■ **GOAL OF THE EXERCISE**
Review the listing and copy each line that holds the word "icon".
>> BEGIN DATA PROVIDED
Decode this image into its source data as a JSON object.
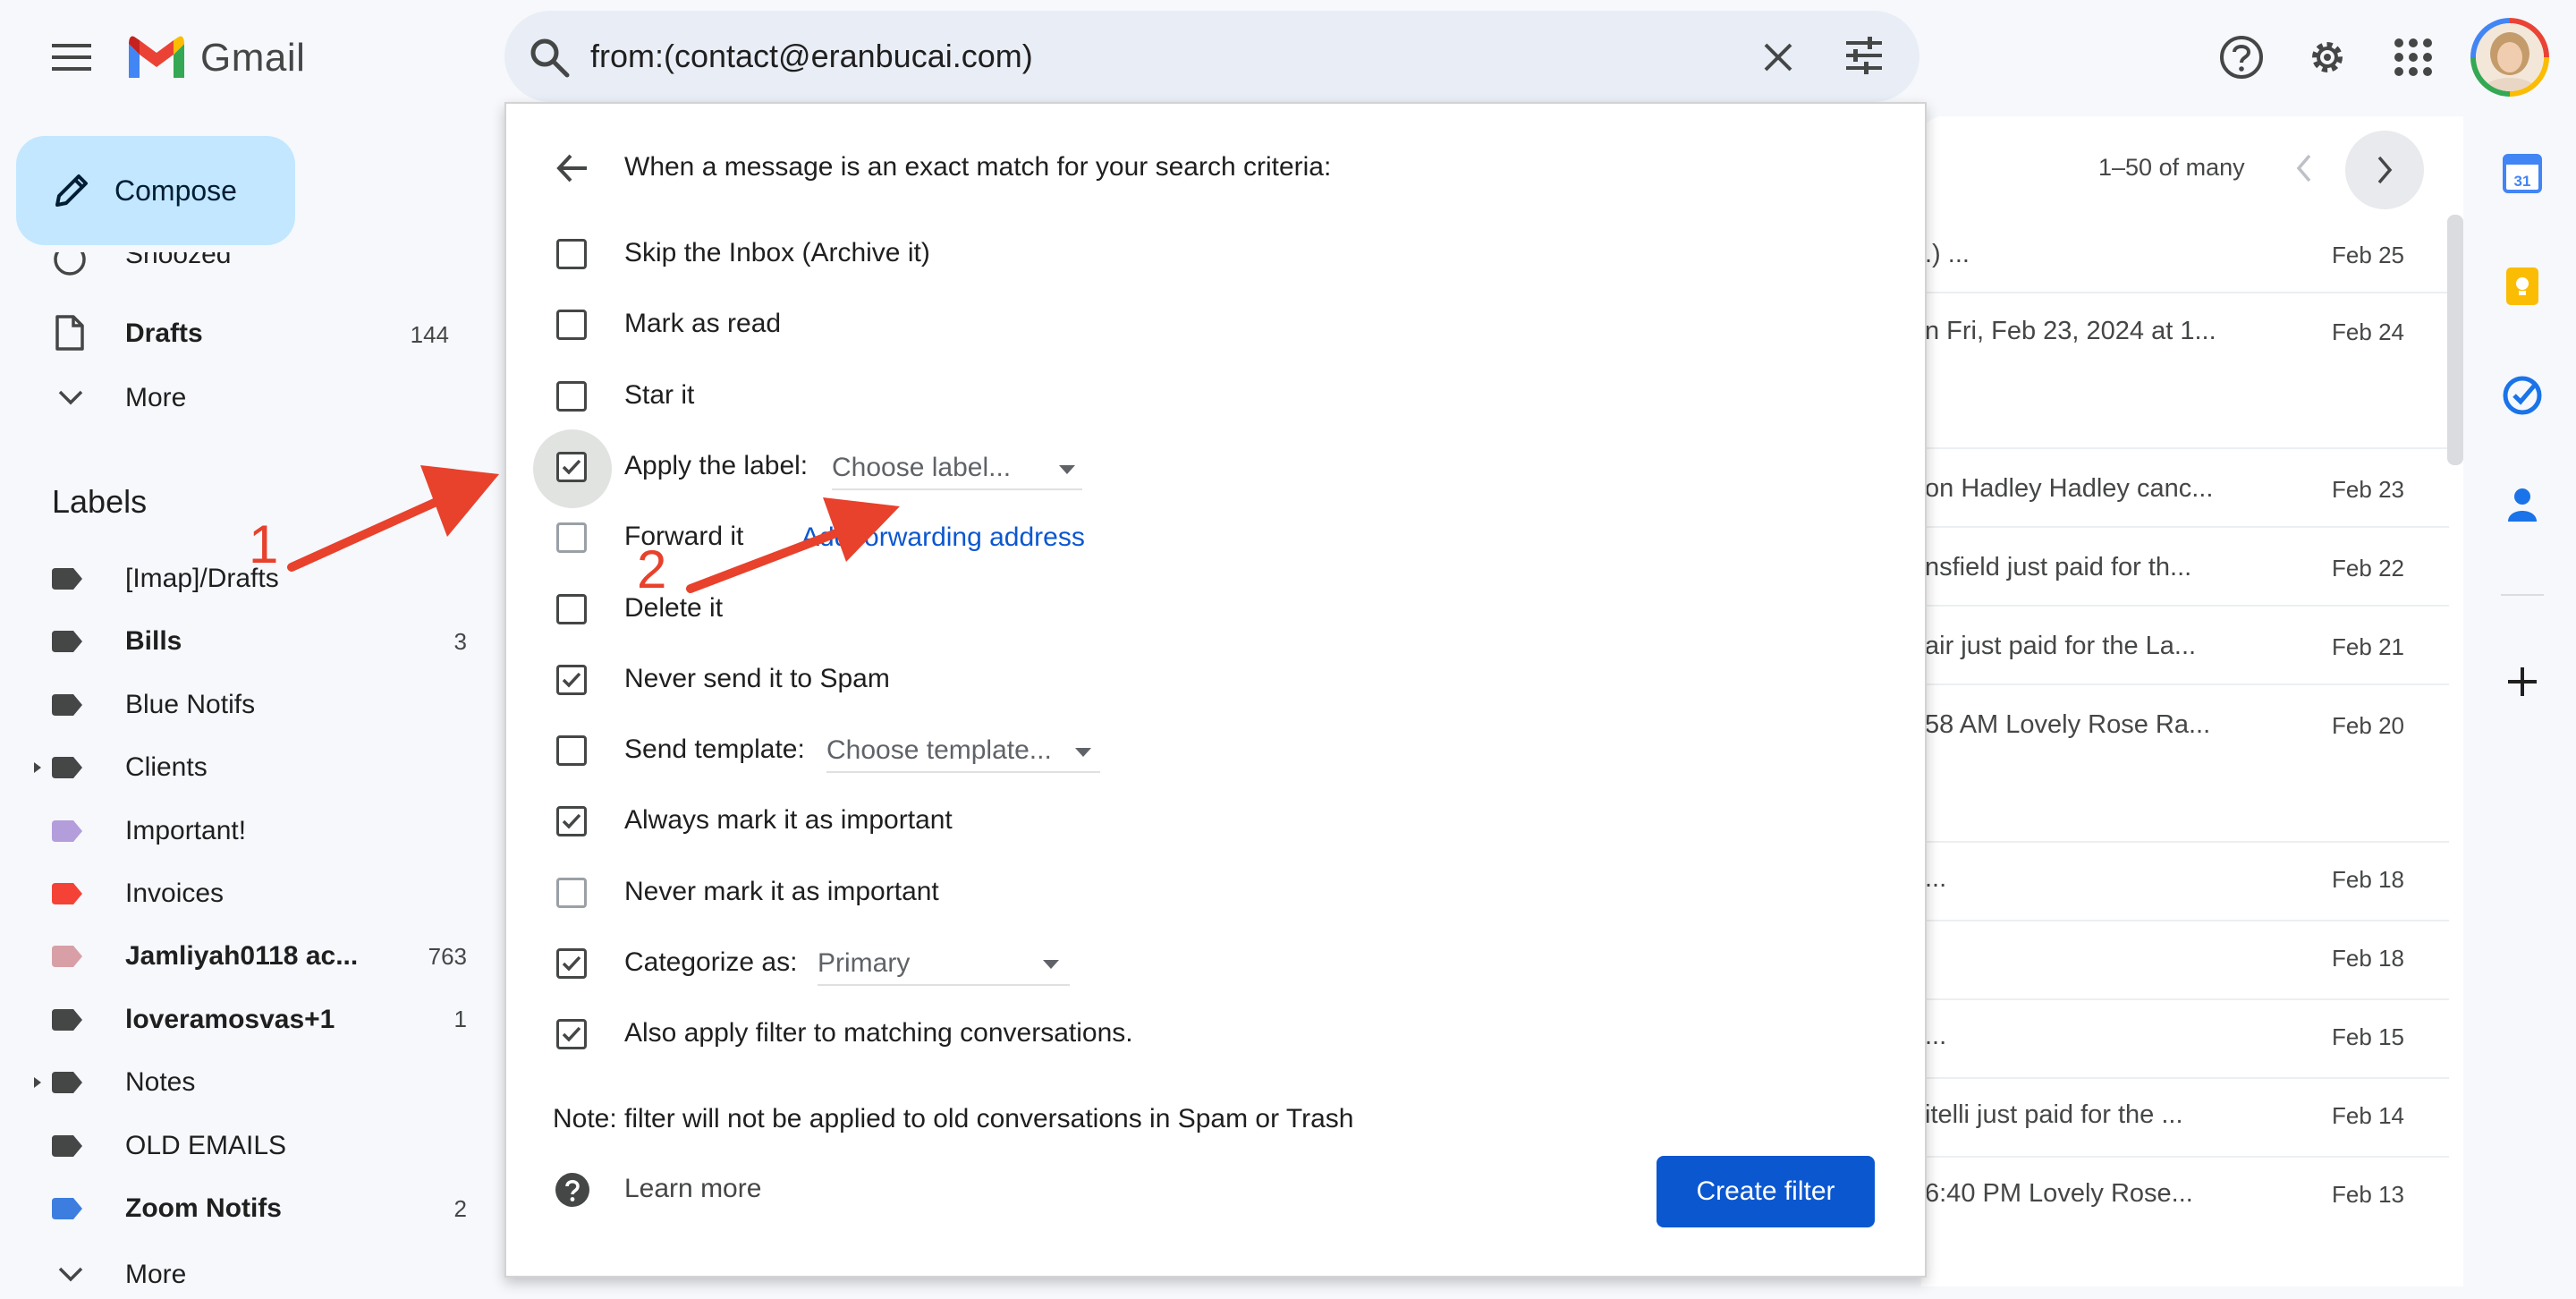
{
  "app": {
    "name": "Gmail",
    "brand_colors": {
      "red": "#ea4335",
      "blue": "#4285f4",
      "green": "#34a853",
      "yellow": "#fbbc04"
    }
  },
  "search": {
    "query": "from:(contact@eranbucai.com)"
  },
  "nav": {
    "compose_label": "Compose",
    "items": [
      {
        "label": "Snoozed",
        "count": "",
        "icon": "clock-icon"
      },
      {
        "label": "Drafts",
        "count": "144",
        "icon": "draft-icon"
      },
      {
        "label": "More",
        "count": "",
        "icon": "chevron-down-icon"
      }
    ],
    "labels_heading": "Labels",
    "labels": [
      {
        "name": "[Imap]/Drafts",
        "count": "",
        "color": "#444746",
        "bold": false
      },
      {
        "name": "Bills",
        "count": "3",
        "color": "#444746",
        "bold": true
      },
      {
        "name": "Blue Notifs",
        "count": "",
        "color": "#444746",
        "bold": false
      },
      {
        "name": "Clients",
        "count": "",
        "color": "#444746",
        "bold": false
      },
      {
        "name": "Important!",
        "count": "",
        "color": "#b39ddb",
        "bold": false
      },
      {
        "name": "Invoices",
        "count": "",
        "color": "#f44336",
        "bold": false
      },
      {
        "name": "Jamliyah0118 ac...",
        "count": "763",
        "color": "#d8a0a6",
        "bold": true
      },
      {
        "name": "loveramosvas+1",
        "count": "1",
        "color": "#444746",
        "bold": true
      },
      {
        "name": "Notes",
        "count": "",
        "color": "#444746",
        "bold": false
      },
      {
        "name": "OLD EMAILS",
        "count": "",
        "color": "#444746",
        "bold": false
      },
      {
        "name": "Zoom Notifs",
        "count": "2",
        "color": "#3d7de0",
        "bold": true
      }
    ],
    "more_bottom": "More"
  },
  "mail": {
    "pagination": "1–50 of many",
    "rows": [
      {
        "snippet": ".)                    ...",
        "date": "Feb 25"
      },
      {
        "snippet": "n Fri, Feb 23, 2024 at 1...",
        "date": "Feb 24"
      },
      {
        "snippet": "on Hadley Hadley canc...",
        "date": "Feb 23"
      },
      {
        "snippet": "nsfield just paid for th...",
        "date": "Feb 22"
      },
      {
        "snippet": "air just paid for the La...",
        "date": "Feb 21"
      },
      {
        "snippet": "58 AM Lovely Rose Ra...",
        "date": "Feb 20"
      },
      {
        "snippet": "                            ...",
        "date": "Feb 18"
      },
      {
        "snippet": "",
        "date": "Feb 18"
      },
      {
        "snippet": "                              ...",
        "date": "Feb 15"
      },
      {
        "snippet": "itelli just paid for the ...",
        "date": "Feb 14"
      },
      {
        "snippet": " 6:40 PM Lovely Rose...",
        "date": "Feb 13"
      }
    ]
  },
  "filter": {
    "header": "When a message is an exact match for your search criteria:",
    "options": [
      {
        "label": "Skip the Inbox (Archive it)",
        "checked": false
      },
      {
        "label": "Mark as read",
        "checked": false
      },
      {
        "label": "Star it",
        "checked": false
      },
      {
        "label": "Apply the label:",
        "checked": true
      },
      {
        "label": "Forward it",
        "checked": false
      },
      {
        "label": "Delete it",
        "checked": false
      },
      {
        "label": "Never send it to Spam",
        "checked": true
      },
      {
        "label": "Send template:",
        "checked": false
      },
      {
        "label": "Always mark it as important",
        "checked": true
      },
      {
        "label": "Never mark it as important",
        "checked": false
      },
      {
        "label": "Categorize as:",
        "checked": true
      },
      {
        "label": "Also apply filter to matching conversations.",
        "checked": true
      }
    ],
    "label_select": "Choose label...",
    "forward_link": "Add forwarding address",
    "template_select": "Choose template...",
    "category_select": "Primary",
    "note": "Note: filter will not be applied to old conversations in Spam or Trash",
    "learn_more": "Learn more",
    "create_button": "Create filter"
  },
  "annotations": {
    "arrow_color": "#e8412c",
    "num1": "1",
    "num2": "2"
  }
}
>> END DATA PROVIDED
■ **SOLUTION**
        "icon": "clock-icon"
        "icon": "draft-icon"
        "icon": "chevron-down-icon"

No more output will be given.